> _REQUIRED WORK_
Return every entry exactly.

(Items listed in a dataset)
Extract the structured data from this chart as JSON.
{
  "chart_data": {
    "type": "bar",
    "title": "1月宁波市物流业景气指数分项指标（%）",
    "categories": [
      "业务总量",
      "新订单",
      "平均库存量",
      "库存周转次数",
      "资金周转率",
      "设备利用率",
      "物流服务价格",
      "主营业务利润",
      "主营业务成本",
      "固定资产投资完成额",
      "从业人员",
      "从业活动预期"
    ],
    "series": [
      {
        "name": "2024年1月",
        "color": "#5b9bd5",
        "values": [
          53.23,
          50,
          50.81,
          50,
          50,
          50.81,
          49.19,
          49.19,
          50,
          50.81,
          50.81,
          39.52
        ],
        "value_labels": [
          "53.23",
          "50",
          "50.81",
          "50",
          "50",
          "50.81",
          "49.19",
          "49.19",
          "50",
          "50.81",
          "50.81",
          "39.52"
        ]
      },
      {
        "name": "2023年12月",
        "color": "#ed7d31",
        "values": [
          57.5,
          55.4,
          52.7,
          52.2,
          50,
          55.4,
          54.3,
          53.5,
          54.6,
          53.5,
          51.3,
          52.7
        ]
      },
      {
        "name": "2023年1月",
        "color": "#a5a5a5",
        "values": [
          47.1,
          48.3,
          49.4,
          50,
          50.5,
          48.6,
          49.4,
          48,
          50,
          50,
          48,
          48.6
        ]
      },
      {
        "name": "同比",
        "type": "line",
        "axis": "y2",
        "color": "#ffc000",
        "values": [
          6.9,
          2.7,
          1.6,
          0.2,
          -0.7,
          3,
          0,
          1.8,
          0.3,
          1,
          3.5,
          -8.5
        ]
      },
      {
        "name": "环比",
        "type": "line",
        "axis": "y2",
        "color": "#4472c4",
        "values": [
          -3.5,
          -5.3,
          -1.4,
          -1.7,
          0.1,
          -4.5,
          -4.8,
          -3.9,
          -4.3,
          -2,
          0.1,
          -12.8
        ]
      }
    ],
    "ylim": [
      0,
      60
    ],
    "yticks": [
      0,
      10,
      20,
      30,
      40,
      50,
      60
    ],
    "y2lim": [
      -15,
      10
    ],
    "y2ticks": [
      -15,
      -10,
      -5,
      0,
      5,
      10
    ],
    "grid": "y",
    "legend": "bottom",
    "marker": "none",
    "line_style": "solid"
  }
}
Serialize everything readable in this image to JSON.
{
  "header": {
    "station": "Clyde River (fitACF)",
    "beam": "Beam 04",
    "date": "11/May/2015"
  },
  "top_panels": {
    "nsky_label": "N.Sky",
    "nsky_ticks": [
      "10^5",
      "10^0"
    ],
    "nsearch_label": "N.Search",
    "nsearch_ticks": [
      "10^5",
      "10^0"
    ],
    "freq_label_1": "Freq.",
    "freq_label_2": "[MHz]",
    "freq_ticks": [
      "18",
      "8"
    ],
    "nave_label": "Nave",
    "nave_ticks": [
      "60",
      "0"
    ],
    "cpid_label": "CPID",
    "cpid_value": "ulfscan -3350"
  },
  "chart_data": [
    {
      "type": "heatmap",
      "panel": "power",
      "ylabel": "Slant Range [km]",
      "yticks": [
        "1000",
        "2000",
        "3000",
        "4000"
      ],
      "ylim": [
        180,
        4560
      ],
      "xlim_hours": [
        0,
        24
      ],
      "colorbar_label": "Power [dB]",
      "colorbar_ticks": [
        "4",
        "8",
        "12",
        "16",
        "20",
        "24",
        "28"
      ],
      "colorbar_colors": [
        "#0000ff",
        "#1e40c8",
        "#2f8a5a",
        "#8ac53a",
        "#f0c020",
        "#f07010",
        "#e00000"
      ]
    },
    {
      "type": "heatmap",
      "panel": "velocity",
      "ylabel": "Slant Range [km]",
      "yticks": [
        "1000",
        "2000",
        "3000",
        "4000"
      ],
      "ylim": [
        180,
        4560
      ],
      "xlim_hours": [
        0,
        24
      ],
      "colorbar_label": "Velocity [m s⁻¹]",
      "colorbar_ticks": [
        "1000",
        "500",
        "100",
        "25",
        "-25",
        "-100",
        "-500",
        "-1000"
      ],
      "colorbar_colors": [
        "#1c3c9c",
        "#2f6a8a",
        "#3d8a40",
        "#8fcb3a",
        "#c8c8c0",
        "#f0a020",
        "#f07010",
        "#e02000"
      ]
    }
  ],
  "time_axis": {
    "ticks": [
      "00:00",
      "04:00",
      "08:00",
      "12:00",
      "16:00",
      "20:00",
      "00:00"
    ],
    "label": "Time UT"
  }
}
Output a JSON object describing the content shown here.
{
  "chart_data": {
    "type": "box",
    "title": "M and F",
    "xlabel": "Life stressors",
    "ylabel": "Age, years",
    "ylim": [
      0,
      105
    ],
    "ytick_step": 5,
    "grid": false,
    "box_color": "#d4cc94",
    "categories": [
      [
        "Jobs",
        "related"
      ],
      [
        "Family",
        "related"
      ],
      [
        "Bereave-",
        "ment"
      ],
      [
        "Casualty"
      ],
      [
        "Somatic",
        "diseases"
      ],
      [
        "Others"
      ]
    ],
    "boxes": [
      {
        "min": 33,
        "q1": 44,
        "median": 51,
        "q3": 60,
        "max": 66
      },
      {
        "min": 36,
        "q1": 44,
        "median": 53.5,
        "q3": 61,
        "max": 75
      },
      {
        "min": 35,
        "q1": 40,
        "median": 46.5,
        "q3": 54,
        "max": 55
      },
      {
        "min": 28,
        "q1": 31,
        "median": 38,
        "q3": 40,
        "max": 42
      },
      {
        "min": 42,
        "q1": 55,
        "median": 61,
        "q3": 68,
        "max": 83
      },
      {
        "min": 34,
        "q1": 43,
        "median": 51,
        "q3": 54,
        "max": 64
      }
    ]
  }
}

> _TASK RESULT_
Extract the structured data from this chart as JSON.
{
  "chart_data": {
    "type": "bar",
    "title": "1月宁波市物流业景气指数分项指标（%）",
    "categories": [
      "业务总量",
      "新订单",
      "平均库存量",
      "库存周转次数",
      "资金周转率",
      "设备利用率",
      "物流服务价格",
      "主营业务利润",
      "主营业务成本",
      "固定资产投资完成额",
      "从业人员",
      "从业活动预期"
    ],
    "series": [
      {
        "name": "2024年1月",
        "color": "#5b9bd5",
        "values": [
          53.23,
          50,
          50.81,
          50,
          50,
          50.81,
          49.19,
          49.19,
          50,
          50.81,
          50.81,
          39.52
        ],
        "value_labels": [
          "53.23",
          "50",
          "50.81",
          "50",
          "50",
          "50.81",
          "49.19",
          "49.19",
          "50",
          "50.81",
          "50.81",
          "39.52"
        ]
      },
      {
        "name": "2023年12月",
        "color": "#ed7d31",
        "values": [
          57.5,
          55.4,
          52.7,
          52.2,
          50,
          55.4,
          54.3,
          53.5,
          54.6,
          53.5,
          51.3,
          52.7
        ]
      },
      {
        "name": "2023年1月",
        "color": "#a5a5a5",
        "values": [
          47.1,
          48.3,
          49.4,
          50,
          50.5,
          48.6,
          49.4,
          48,
          50,
          50,
          48,
          48.6
        ]
      },
      {
        "name": "同比",
        "type": "line",
        "axis": "y2",
        "color": "#ffc000",
        "values": [
          6.9,
          2.7,
          1.6,
          0.2,
          -0.7,
          3,
          0,
          1.8,
          0.3,
          1,
          3.5,
          -8.5
        ]
      },
      {
        "name": "环比",
        "type": "line",
        "axis": "y2",
        "color": "#4472c4",
        "values": [
          -3.5,
          -5.3,
          -1.4,
          -1.7,
          0.1,
          -4.5,
          -4.8,
          -3.9,
          -4.3,
          -2,
          0.1,
          -12.8
        ]
      }
    ],
    "ylim": [
      0,
      60
    ],
    "yticks": [
      0,
      10,
      20,
      30,
      40,
      50,
      60
    ],
    "y2lim": [
      -15,
      10
    ],
    "y2ticks": [
      -15,
      -10,
      -5,
      0,
      5,
      10
    ],
    "grid": "y",
    "legend": "bottom",
    "marker": "none",
    "line_style": "solid"
  }
}
Serialize everything readable in this image to JSON.
{
  "header": {
    "station": "Clyde River (fitACF)",
    "beam": "Beam 04",
    "date": "11/May/2015"
  },
  "top_panels": {
    "nsky_label": "N.Sky",
    "nsky_ticks": [
      "10^5",
      "10^0"
    ],
    "nsearch_label": "N.Search",
    "nsearch_ticks": [
      "10^5",
      "10^0"
    ],
    "freq_label_1": "Freq.",
    "freq_label_2": "[MHz]",
    "freq_ticks": [
      "18",
      "8"
    ],
    "nave_label": "Nave",
    "nave_ticks": [
      "60",
      "0"
    ],
    "cpid_label": "CPID",
    "cpid_value": "ulfscan -3350"
  },
  "chart_data": [
    {
      "type": "heatmap",
      "panel": "power",
      "ylabel": "Slant Range [km]",
      "yticks": [
        "1000",
        "2000",
        "3000",
        "4000"
      ],
      "ylim": [
        180,
        4560
      ],
      "xlim_hours": [
        0,
        24
      ],
      "colorbar_label": "Power [dB]",
      "colorbar_ticks": [
        "4",
        "8",
        "12",
        "16",
        "20",
        "24",
        "28"
      ],
      "colorbar_colors": [
        "#0000ff",
        "#1e40c8",
        "#2f8a5a",
        "#8ac53a",
        "#f0c020",
        "#f07010",
        "#e00000"
      ]
    },
    {
      "type": "heatmap",
      "panel": "velocity",
      "ylabel": "Slant Range [km]",
      "yticks": [
        "1000",
        "2000",
        "3000",
        "4000"
      ],
      "ylim": [
        180,
        4560
      ],
      "xlim_hours": [
        0,
        24
      ],
      "colorbar_label": "Velocity [m s⁻¹]",
      "colorbar_ticks": [
        "1000",
        "500",
        "100",
        "25",
        "-25",
        "-100",
        "-500",
        "-1000"
      ],
      "colorbar_colors": [
        "#1c3c9c",
        "#2f6a8a",
        "#3d8a40",
        "#8fcb3a",
        "#c8c8c0",
        "#f0a020",
        "#f07010",
        "#e02000"
      ]
    }
  ],
  "time_axis": {
    "ticks": [
      "00:00",
      "04:00",
      "08:00",
      "12:00",
      "16:00",
      "20:00",
      "00:00"
    ],
    "label": "Time UT"
  }
}
Output a JSON object describing the content shown here.
{
  "chart_data": {
    "type": "box",
    "title": "M and F",
    "xlabel": "Life stressors",
    "ylabel": "Age, years",
    "ylim": [
      0,
      105
    ],
    "ytick_step": 5,
    "grid": false,
    "box_color": "#d4cc94",
    "categories": [
      [
        "Jobs",
        "related"
      ],
      [
        "Family",
        "related"
      ],
      [
        "Bereave-",
        "ment"
      ],
      [
        "Casualty"
      ],
      [
        "Somatic",
        "diseases"
      ],
      [
        "Others"
      ]
    ],
    "boxes": [
      {
        "min": 33,
        "q1": 44,
        "median": 51,
        "q3": 60,
        "max": 66
      },
      {
        "min": 36,
        "q1": 44,
        "median": 53.5,
        "q3": 61,
        "max": 75
      },
      {
        "min": 35,
        "q1": 40,
        "median": 46.5,
        "q3": 54,
        "max": 55
      },
      {
        "min": 28,
        "q1": 31,
        "median": 38,
        "q3": 40,
        "max": 42
      },
      {
        "min": 42,
        "q1": 55,
        "median": 61,
        "q3": 68,
        "max": 83
      },
      {
        "min": 34,
        "q1": 43,
        "median": 51,
        "q3": 54,
        "max": 64
      }
    ]
  }
}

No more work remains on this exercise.